Trecho do documento:
O homem necessita evoluir, mas sozinho não o pode fazer, porque não possui todas as faculdades: precisa do contato com outros homens, percebendo que é pela união social que uns aos outros se completam, para assegurar o seu próprio bem-estar e progredirem.

Conta uma lenda de tradição judaica que, em uma região longínqua, viviam alguns homens que passavam muita fome porque tinham os cotovelos voltados para dentro e as mãos voltadas para fora. Portanto não podiam dobrar os braços em direção à boca porque não tinham flexão e assim não se alimentavam. Os pobres homens estavam à míngua, desnutridos e fatalmente condenados a morrer de inanição. O mais idoso deles, cheio de sabedoria, passou a estudar um meio de solucionar o problema. Eis a solução: por terem os cotovelos voltados para dentro e as mãos espalmadas para fora, poderiam colocar o alimento na boca dos outros e assim não passariam mais fome. O regime da solidariedade resolveu a questão.

Esse é o conceito de rede, que - antes de ser tecnológico (redes de telecomunicações) - é natural ao homem, pois o egoísmo e o isolamento embrutecem e debilitam a pessoa, quebrando a harmonia social e dificultando o progresso moral.

Problema proposto A:
Liste os efeitos que, segundo o último parágrafo do trecho sobre a solidariedade, o egoísmo e o isolamento provocam.
Problema proposto B:
Prossiga com o trecho sobre a solidariedade a partir da última frase apresentada.
As linhas abaixo não têm relação com o trecho sobre a solidariedade.

Dados extraídos:
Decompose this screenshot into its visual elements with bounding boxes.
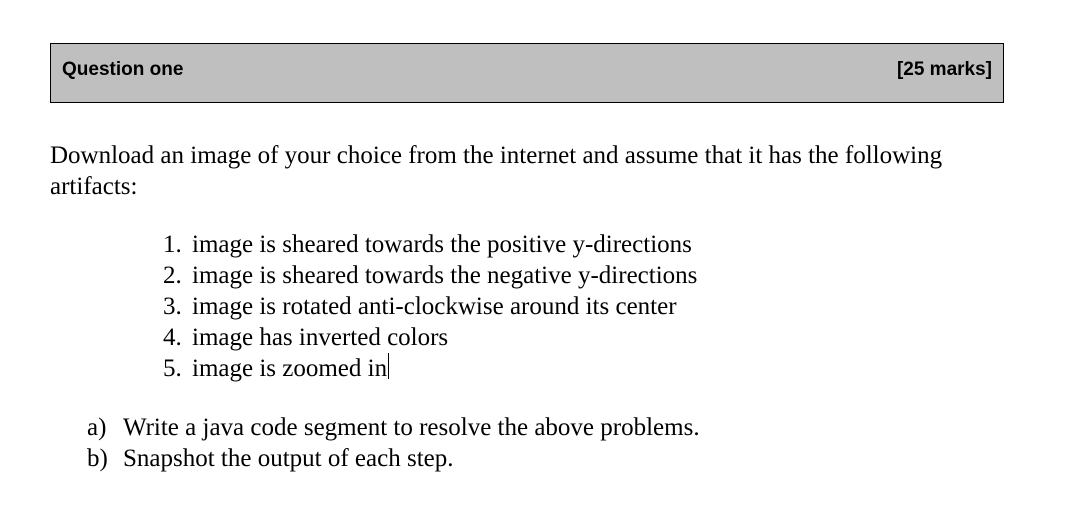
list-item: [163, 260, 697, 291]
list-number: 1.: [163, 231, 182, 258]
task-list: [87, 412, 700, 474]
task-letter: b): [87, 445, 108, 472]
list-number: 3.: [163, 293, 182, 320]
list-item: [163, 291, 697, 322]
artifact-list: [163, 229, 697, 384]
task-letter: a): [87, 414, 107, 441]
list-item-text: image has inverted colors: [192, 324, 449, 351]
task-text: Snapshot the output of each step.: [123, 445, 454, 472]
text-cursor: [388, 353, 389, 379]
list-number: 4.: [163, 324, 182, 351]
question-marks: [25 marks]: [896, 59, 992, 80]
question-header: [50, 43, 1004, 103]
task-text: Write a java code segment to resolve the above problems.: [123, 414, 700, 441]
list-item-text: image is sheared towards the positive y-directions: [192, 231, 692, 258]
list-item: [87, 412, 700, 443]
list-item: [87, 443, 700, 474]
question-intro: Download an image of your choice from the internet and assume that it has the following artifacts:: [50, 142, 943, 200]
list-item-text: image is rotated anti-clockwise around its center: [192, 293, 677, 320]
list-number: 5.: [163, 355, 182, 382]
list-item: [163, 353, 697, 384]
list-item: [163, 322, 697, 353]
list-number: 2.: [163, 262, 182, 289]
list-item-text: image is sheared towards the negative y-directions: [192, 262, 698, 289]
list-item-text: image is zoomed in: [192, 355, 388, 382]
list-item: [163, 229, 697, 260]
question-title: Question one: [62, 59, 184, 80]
==
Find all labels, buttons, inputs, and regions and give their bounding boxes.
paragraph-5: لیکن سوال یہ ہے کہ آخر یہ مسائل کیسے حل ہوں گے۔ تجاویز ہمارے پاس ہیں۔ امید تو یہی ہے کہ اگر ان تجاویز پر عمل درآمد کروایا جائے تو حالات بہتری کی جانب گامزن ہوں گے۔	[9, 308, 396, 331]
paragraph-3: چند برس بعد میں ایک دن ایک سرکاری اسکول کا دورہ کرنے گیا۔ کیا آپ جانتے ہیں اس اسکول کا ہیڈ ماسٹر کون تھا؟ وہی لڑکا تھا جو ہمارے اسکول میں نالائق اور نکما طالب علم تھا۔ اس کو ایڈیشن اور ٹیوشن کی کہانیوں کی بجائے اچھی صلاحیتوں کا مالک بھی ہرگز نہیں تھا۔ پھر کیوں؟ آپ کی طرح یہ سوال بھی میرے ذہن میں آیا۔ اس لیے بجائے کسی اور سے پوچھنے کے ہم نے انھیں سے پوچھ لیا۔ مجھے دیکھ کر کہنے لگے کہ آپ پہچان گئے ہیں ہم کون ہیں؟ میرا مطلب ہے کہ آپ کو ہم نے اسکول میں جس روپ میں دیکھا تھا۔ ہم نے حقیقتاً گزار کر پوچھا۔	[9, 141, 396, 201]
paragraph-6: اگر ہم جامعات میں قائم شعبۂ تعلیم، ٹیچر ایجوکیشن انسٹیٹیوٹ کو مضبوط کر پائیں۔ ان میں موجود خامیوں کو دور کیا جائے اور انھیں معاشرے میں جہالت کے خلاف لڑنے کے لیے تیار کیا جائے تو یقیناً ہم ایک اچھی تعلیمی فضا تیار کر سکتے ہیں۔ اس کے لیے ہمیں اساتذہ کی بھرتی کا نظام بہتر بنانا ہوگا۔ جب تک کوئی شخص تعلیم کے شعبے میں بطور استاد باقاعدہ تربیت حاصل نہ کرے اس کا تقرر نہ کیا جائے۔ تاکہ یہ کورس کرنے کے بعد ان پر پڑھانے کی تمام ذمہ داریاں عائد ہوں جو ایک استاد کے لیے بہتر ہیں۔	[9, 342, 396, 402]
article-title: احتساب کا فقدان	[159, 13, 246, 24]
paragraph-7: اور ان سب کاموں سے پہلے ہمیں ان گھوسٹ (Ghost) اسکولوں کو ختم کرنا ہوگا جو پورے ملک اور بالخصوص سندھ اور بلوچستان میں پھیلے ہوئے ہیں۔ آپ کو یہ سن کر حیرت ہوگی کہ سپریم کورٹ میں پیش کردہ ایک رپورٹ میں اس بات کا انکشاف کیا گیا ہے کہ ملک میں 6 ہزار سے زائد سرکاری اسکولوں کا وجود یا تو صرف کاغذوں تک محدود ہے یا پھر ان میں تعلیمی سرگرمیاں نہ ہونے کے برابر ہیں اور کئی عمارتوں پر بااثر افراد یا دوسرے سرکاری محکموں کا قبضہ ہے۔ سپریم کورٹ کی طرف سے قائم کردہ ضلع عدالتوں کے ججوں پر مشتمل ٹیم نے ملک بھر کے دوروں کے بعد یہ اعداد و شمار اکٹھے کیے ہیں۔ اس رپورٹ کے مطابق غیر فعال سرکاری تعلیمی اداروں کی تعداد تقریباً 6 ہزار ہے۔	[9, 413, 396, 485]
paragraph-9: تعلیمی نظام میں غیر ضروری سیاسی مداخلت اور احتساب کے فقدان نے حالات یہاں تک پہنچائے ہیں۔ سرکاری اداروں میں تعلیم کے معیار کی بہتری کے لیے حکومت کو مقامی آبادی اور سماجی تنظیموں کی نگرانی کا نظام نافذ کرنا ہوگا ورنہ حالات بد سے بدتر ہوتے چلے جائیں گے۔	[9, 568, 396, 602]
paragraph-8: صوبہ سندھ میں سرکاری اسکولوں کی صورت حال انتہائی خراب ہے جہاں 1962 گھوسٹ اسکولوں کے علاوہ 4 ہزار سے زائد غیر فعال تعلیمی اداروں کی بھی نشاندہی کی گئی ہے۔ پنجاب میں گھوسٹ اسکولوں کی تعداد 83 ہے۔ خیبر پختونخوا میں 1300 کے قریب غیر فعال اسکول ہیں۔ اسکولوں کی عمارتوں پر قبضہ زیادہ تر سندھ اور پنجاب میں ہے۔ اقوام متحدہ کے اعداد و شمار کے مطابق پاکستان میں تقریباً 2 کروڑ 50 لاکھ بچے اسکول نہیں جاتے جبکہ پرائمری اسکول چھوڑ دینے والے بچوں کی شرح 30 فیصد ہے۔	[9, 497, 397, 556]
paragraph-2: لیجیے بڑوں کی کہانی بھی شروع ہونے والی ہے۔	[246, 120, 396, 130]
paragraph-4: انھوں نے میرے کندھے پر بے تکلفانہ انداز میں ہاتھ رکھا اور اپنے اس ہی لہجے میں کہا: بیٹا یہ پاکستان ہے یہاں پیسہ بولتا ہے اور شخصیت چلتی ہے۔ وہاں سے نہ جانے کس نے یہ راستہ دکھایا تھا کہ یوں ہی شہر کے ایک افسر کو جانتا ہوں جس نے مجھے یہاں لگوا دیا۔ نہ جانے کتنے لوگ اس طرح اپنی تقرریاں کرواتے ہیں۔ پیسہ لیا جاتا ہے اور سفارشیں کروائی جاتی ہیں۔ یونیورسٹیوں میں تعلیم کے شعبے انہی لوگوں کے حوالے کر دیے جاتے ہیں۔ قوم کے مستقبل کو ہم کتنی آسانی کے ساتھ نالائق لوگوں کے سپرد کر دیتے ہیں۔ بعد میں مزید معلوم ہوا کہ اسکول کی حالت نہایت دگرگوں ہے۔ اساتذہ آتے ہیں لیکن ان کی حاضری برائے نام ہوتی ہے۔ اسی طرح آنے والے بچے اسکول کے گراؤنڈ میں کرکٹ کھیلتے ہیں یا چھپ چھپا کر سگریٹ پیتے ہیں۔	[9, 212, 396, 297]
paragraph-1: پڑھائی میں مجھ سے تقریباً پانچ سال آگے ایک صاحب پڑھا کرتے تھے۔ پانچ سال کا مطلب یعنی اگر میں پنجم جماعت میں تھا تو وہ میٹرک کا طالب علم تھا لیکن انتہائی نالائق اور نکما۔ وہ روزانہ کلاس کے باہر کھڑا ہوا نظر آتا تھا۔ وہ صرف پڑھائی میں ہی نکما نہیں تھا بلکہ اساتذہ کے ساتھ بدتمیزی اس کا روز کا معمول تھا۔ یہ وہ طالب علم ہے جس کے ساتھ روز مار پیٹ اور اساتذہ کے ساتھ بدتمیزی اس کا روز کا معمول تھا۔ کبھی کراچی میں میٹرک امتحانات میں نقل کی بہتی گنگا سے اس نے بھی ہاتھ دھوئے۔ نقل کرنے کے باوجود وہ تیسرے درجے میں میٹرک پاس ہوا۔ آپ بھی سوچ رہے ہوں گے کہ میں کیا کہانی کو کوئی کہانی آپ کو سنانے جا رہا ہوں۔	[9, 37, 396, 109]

Resposta esperada A:
- Embrutecem a pessoa
- Debilitam a pessoa
- Quebram a harmonia social
- Dificultam o progresso moral

Resposta esperada B:
Acontece que, à medida que as redes de telecomunicações avançam, as pessoas têm se tornado cada vez mais distantes do convívio direto. Jovens trocam mensagens instantâneas com avidez, mas estão se tornando progressivamente incapazes de se relacionarem frente a frente. Nas empresas, muitos empregados têm agora computadores nas suas escrivaninhas, navegando em mundos virtuais. Entretanto, a boa e velha mesa de reunião, em torno da qual as pessoas realmente colocavam seus sonhos e planejavam a melhor forma de viabilizá-los, parece estar ficando obsoleta.

Se vivemos na era das telecomunicações e da informação, é fundamental que os instrumentos tecnológicos avancem, pelas inúmeras facilidades que proporcionam e pela sua magnífica capacidade de redução de custos e aumento de produtividade. Entretanto, também é necessário que aproximem mais as pessoas, fomentando conexões e relações mais harmoniosas e mais produtivas.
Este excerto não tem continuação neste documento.